**Texte fourni:**
« Les plantations ne sont pas une forêt »

Isabelle a grandi dans le Morvan, elle a vu la forêt évoluer, les feuillus se faire remplacer par des cultures de résineux. Elle ne compte plus les coupes à blanc qui dégradent le paysage, déjà uniformisé par les plantations de pin douglas. Pour protéger la forêt, Isabelle s’est engagée. Elle est aujourd’hui la référente forêt de l’association Adret Morvan. Nous sommes partis en balade avec elle.

« Les gens ne se rendent pas forcément compte de l’industrialisation et beaucoup s’extasient encore d’une balade en forêt », se désespère Isabelle Beuniche, qui peine aujourd’hui à reconnaître les paysages du Morvan de son enfance. Petite, elle assiste à la destruction d’une parcelle de feuillus, qui sera remplacée par des résineux. « Ils traitaient avec un herbicide épandu par avion, je m’en souviens bien, nous étions en dessous… » Si les épandages aériens sont interdits aujourd’hui, les herbicides sont toujours autorisés. « On retrouve de façon récurrente dans les eaux de source du Morvan cinq herbicides utilisés dans les plantations de résineux. » Cette coupe à blanc et le traitement réservé aux forêts l’avaient marquée. Tout comme cette histoire qui s’est répétée a fini par marquer aussi le massif du Morvan. Car, avec la multiplication depuis les années 1950 des conversions de forêts anciennes en plantations de monocultures de résineux, essentiellement des pins douglas, la forêt a changé. Cette essence exotique, venue d’Amérique du Nord, domine maintenant le décor et bouleverse les équilibres écologiques. « Récemment, j’ai vu les résineux de cette même parcelle se faire couper à blanc et replanter à nouveau... Vous vous rendez compte, on peut maintenant voir une rotation complète en moins d’une génération ! »

**Enregistrements à traiter:**
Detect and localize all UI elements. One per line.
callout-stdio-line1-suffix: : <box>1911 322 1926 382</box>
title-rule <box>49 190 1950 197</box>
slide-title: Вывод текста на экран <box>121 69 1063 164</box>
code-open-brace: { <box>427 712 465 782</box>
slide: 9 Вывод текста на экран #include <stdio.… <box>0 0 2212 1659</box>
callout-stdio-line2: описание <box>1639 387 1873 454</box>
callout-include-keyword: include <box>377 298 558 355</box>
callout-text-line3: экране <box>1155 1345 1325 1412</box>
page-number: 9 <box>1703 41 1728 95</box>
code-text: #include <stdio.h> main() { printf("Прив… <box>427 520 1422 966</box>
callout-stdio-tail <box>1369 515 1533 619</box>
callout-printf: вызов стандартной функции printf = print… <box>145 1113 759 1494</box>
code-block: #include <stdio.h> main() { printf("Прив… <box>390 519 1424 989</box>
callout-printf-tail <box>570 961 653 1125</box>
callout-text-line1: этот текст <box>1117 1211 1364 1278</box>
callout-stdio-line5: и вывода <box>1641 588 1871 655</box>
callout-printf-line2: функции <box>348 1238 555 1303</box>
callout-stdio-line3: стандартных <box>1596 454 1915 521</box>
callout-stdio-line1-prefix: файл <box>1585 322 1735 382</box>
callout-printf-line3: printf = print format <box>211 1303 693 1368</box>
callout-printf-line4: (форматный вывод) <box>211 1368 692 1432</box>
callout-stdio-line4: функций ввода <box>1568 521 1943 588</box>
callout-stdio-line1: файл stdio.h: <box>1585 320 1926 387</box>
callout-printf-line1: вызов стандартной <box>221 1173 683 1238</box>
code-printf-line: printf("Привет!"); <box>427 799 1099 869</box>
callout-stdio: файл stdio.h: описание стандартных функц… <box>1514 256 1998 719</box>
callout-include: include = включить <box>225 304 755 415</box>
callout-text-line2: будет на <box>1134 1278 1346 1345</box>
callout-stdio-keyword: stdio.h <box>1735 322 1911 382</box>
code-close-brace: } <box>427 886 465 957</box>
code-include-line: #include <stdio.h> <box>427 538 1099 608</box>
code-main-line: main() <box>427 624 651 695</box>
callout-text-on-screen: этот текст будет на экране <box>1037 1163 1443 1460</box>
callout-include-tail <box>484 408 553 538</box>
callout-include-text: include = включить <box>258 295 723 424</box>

**Travail demandé:**
(1) Reproduisez à l'identique la partie des enregistrements qui va de leur toute première ligne jusqu'à la ligne contenant « callout-printf-tail <box>570 961 », les deux bouts compris.
(2) Reprenez le texte sur la forêt du Morvan à la suite de sa dernière phrase.
Le texte et les enregistrements n'ont rien à voir l'un avec l'autre.

**Tâches résolues:**
(1)
Detect and localize all UI elements. One per line.
callout-stdio-line1-suffix: : <box>1911 322 1926 382</box>
title-rule <box>49 190 1950 197</box>
slide-title: Вывод текста на экран <box>121 69 1063 164</box>
code-open-brace: { <box>427 712 465 782</box>
slide: 9 Вывод текста на экран #include <stdio.… <box>0 0 2212 1659</box>
callout-stdio-line2: описание <box>1639 387 1873 454</box>
callout-include-keyword: include <box>377 298 558 355</box>
callout-text-line3: экране <box>1155 1345 1325 1412</box>
page-number: 9 <box>1703 41 1728 95</box>
code-text: #include <stdio.h> main() { printf("Прив… <box>427 520 1422 966</box>
callout-stdio-tail <box>1369 515 1533 619</box>
callout-printf: вызов стандартной функции printf = print… <box>145 1113 759 1494</box>
code-block: #include <stdio.h> main() { printf("Прив… <box>390 519 1424 989</box>
callout-printf-tail <box>570 961 653 1125</box>

(2)
Chez les forestiers, le temps entre la plantation et la coupe est appelé une révolution. Et c’est bien ce qui est en train de se passer dans le massif du Morvan. « Le problème, c’est que l’on ne veut pas faire la distinction entre la forêt et la plantation. Il y a une réticence à utiliser ce terme, alors que ce sont de vrais champs de culture, avec des essences sélectionnées et un calendrier des traitements. »

Pour comprendre ce qu’il se passe, nous partons avec elle en balade. La première halte est pour une forêt ancienne de feuillus. « Vous sentez comment le sol est souple, aéré ? » C’est l’un des signes qui caractérisent un bel humus, et l’on peut y voir pousser la végétation typique d’un sous-bois. « Quand il y a du lichen et certaines essences florales comme la jacinthe ou la jonquille sauvage, c’est en général une forêt et un sol qui se portent bien. Les ronces aussi sont importantes, car elles protègent les petits arbres des brouteurs. » Cette forêt a peu été impactée par une activité humaine récente, on y retrouve encore dix essences natives principales, comme le chêne pédonculé, sessile, le hêtre, le merisier, le charme, le frêne, le tremble, l'aulne, le bouleau et le noisetier. « On retrouve même quelques châtaigniers, essence importée il y a environ 2.000 ans et qui, malgré cette ancienneté, n’est pas encore en synergie totale avec ce milieu, car elle ne possède pas encore tous ses décomposeurs et recycleurs, ce qui donne à son bois un caractère "résistant". »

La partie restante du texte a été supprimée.